# [EXERCISE BRIEF]
Extract every record, exactly as written, and ignore the pictures.

-------- ENTRIES --------

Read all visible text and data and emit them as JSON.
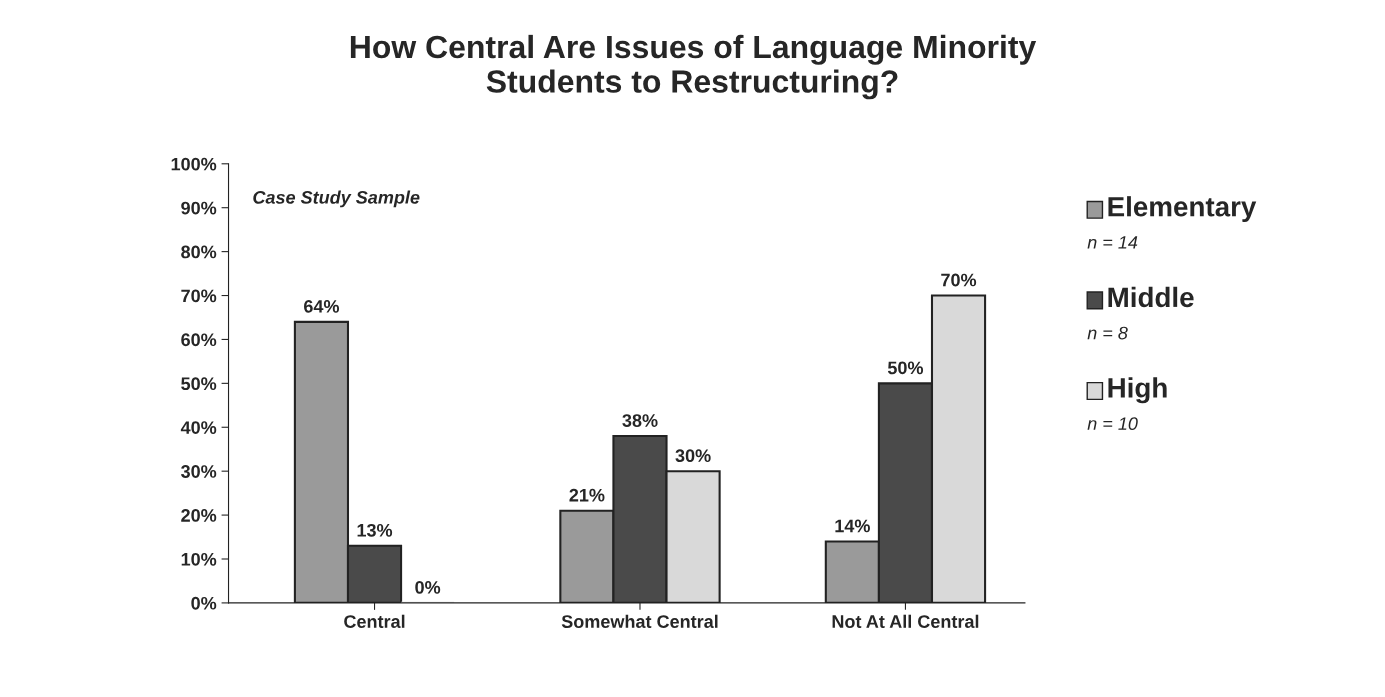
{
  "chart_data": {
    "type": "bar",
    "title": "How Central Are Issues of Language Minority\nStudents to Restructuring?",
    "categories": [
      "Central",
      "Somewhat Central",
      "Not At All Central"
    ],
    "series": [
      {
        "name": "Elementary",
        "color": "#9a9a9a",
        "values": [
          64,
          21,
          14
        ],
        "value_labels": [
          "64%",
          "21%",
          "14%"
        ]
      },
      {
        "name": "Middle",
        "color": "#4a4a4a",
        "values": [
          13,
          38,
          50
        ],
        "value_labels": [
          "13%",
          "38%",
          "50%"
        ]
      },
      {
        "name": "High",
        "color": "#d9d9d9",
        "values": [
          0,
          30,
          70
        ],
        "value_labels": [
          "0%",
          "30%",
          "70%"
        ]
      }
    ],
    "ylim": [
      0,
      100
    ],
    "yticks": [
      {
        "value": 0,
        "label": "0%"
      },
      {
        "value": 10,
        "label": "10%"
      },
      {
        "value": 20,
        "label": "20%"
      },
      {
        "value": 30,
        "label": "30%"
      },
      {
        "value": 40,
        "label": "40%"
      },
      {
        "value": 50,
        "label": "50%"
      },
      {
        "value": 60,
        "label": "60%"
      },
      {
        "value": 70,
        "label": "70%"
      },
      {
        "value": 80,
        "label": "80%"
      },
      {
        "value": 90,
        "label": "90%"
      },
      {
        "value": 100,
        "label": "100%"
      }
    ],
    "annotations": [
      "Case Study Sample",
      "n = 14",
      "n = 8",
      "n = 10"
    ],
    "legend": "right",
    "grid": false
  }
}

--------

# [TASK RESPONSE]
Read all visible text and data and emit them as JSON.
{
  "chart_data": {
    "type": "bar",
    "title": "How Central Are Issues of Language Minority\nStudents to Restructuring?",
    "categories": [
      "Central",
      "Somewhat Central",
      "Not At All Central"
    ],
    "series": [
      {
        "name": "Elementary",
        "color": "#9a9a9a",
        "values": [
          64,
          21,
          14
        ],
        "value_labels": [
          "64%",
          "21%",
          "14%"
        ]
      },
      {
        "name": "Middle",
        "color": "#4a4a4a",
        "values": [
          13,
          38,
          50
        ],
        "value_labels": [
          "13%",
          "38%",
          "50%"
        ]
      },
      {
        "name": "High",
        "color": "#d9d9d9",
        "values": [
          0,
          30,
          70
        ],
        "value_labels": [
          "0%",
          "30%",
          "70%"
        ]
      }
    ],
    "ylim": [
      0,
      100
    ],
    "yticks": [
      {
        "value": 0,
        "label": "0%"
      },
      {
        "value": 10,
        "label": "10%"
      },
      {
        "value": 20,
        "label": "20%"
      },
      {
        "value": 30,
        "label": "30%"
      },
      {
        "value": 40,
        "label": "40%"
      },
      {
        "value": 50,
        "label": "50%"
      },
      {
        "value": 60,
        "label": "60%"
      },
      {
        "value": 70,
        "label": "70%"
      },
      {
        "value": 80,
        "label": "80%"
      },
      {
        "value": 90,
        "label": "90%"
      },
      {
        "value": 100,
        "label": "100%"
      }
    ],
    "annotations": [
      "Case Study Sample",
      "n = 14",
      "n = 8",
      "n = 10"
    ],
    "legend": "right",
    "grid": false
  }
}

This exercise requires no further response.